#### Description of the task
Continue this kernel mailing list reply about housekeeping flags for isolated CPUs, picking up after its last sentence.
* begin Article *
2022-12-20 07:01:58

by Leonardo Bras

[permalink] [raw]
Subject: Re: [PATCH v2 3/4] sched/isolation: Add HK_TYPE_WQ to isolcpus=domain

On Tue, 2022-11-29 at 13:10 +0100, Frederic Weisbecker wrote:
> On Fri, Oct 14, 2022 at 01:27:25PM -0300, Leonardo Brás wrote:
> > Hello Frederic,
> >
> > So, IIUC you are removing all flags composing nohz_full= parameter in favor of a
> > unified NOHZ_FULL flag.
> >
> > I am very new to the code, and I am probably missing the whole picture, but I
> > actually think it's a good approach to keep them split for a couple reasons:
> > 1 - They are easier to understand in code (IMHO): 
> > "This cpu should not do this, because it's not able to do WQ housekeeping" looks
> > better than "because it's not in DOMAIN or NOHZ_FULL housekeeping"
>
> A comment above each site may solve that.

Sure, but not having to leave comments would be better. Or am I missing
something?

>
> >
> > 2 - They are simpler for using: 
> > Suppose we have this function that should run at a WQ, but we want to keep them
> > out of the isolated cpus. If we have the unified flags, we need to combine both
> > DOMAIN and NOHZ_FULL bitmasks, and then combine it again with something like
> > cpu_online_mask. It usually means allocating a new cpumask_t, and also freeing
> > it afterwards.
> > If we have a single WQ flag, we can avoid the allocation altogether by using
> > for_each_cpu_and(), making the code much simpler.
>
> I guess having a specific function for workqueues would arrange for it.

You mean keeping a WQ housekeeping bitmap? This could be a solution, but it
would affect only the WQ example.
* end Article *
* begin Recorded data *
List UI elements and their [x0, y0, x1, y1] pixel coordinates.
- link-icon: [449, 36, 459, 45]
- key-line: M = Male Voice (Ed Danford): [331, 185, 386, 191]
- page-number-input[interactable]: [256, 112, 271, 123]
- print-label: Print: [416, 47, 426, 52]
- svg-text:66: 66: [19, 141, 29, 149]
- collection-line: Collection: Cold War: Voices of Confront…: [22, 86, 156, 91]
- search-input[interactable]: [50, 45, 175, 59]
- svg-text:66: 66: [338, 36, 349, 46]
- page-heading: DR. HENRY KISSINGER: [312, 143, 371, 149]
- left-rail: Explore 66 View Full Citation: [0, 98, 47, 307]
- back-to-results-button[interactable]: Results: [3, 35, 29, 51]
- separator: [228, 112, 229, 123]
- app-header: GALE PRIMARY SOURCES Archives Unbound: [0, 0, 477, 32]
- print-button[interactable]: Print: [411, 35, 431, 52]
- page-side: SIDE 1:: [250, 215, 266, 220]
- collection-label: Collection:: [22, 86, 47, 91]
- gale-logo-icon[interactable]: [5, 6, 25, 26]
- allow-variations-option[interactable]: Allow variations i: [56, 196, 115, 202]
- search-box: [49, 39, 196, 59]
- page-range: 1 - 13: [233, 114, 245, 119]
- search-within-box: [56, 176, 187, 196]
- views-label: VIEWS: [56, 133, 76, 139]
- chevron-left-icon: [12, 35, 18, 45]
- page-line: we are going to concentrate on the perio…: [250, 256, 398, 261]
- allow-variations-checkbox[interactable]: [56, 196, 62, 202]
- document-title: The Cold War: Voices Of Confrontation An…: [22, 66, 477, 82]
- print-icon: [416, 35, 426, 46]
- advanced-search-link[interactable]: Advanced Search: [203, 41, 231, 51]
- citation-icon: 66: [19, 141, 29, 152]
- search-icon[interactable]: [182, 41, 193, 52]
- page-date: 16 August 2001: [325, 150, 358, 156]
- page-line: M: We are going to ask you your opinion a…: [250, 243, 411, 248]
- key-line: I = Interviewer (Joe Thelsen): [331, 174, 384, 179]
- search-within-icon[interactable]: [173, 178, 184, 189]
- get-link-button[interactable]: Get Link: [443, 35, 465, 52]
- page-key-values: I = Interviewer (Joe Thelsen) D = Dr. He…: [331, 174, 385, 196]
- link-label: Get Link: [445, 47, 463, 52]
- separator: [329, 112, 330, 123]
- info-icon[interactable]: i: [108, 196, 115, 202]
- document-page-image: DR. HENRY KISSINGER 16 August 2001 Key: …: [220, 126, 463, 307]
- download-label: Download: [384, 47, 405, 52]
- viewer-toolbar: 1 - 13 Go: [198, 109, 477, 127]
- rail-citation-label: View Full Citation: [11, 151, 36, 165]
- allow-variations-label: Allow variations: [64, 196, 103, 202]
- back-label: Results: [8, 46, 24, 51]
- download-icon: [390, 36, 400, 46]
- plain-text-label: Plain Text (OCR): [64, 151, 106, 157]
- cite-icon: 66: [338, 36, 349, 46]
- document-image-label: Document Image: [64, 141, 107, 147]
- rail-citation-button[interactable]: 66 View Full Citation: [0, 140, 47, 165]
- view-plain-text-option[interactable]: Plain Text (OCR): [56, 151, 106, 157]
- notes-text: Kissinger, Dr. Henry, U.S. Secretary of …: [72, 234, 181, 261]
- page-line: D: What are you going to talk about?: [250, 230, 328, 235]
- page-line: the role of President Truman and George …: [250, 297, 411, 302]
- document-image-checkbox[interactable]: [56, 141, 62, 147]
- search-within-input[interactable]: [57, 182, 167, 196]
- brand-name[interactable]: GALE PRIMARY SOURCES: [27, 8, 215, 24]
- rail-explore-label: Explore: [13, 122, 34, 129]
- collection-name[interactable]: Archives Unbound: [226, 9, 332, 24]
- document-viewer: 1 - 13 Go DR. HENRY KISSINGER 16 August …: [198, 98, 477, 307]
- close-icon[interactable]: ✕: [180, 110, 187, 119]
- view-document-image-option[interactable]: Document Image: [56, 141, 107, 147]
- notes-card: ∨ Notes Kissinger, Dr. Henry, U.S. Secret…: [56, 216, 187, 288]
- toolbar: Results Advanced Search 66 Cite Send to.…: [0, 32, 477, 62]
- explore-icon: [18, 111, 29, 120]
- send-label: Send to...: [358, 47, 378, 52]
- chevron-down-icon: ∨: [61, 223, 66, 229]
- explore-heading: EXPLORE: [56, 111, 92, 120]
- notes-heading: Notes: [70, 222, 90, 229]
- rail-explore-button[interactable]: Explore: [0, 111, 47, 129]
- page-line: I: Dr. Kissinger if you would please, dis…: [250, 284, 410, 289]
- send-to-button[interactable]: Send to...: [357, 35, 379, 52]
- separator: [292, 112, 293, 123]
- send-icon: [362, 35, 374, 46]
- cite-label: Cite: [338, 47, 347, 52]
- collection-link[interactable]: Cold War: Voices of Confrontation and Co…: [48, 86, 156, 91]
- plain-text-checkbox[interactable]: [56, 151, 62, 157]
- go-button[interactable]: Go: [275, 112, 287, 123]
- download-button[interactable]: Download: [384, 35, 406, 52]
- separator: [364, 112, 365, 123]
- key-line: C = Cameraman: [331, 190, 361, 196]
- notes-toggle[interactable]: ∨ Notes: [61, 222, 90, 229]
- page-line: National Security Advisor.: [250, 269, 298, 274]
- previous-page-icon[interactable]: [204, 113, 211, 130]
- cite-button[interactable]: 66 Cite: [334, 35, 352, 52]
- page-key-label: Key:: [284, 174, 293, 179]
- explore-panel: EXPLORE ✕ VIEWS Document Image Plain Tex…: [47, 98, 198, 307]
* end Recorded data *
#### Exercise output
>
> >
> > 3 - It makes easier to compose new isolation modes:
> > In case the future requires a new isolation mode that also uses the types of
> > isolation we currently have implemented, it would be much easier to just compose
> > it with the current HK flags, instead of having to go through all usages and do
> > a cpumask_and() there. Also, new isolation modes would make (2) worse.
>
> Actually having a new feature merged in HK_NOHZ_FULL would make it easier to
> handle as it avoids spreading cpumasks. I'm not sure I understand what you
> mean.

IIUC, your queued patch merges the housekeeping types HK_TYPE_TIMER,
HK_TYPE_RCU, HK_TYPE_MISC, HK_TYPE_TICK, HK_TYPE_WQ and HK_TYPE_KTHREAD in a
single HK_TYPE_NOHZ_FULL.

Suppose in future we need a new isolation feature in cmdline, say 
isol_new=<cpulist>, and it works exactly like nohz_full=<cpulist>, but also
needs to isolate cpulist against something else, say doing X.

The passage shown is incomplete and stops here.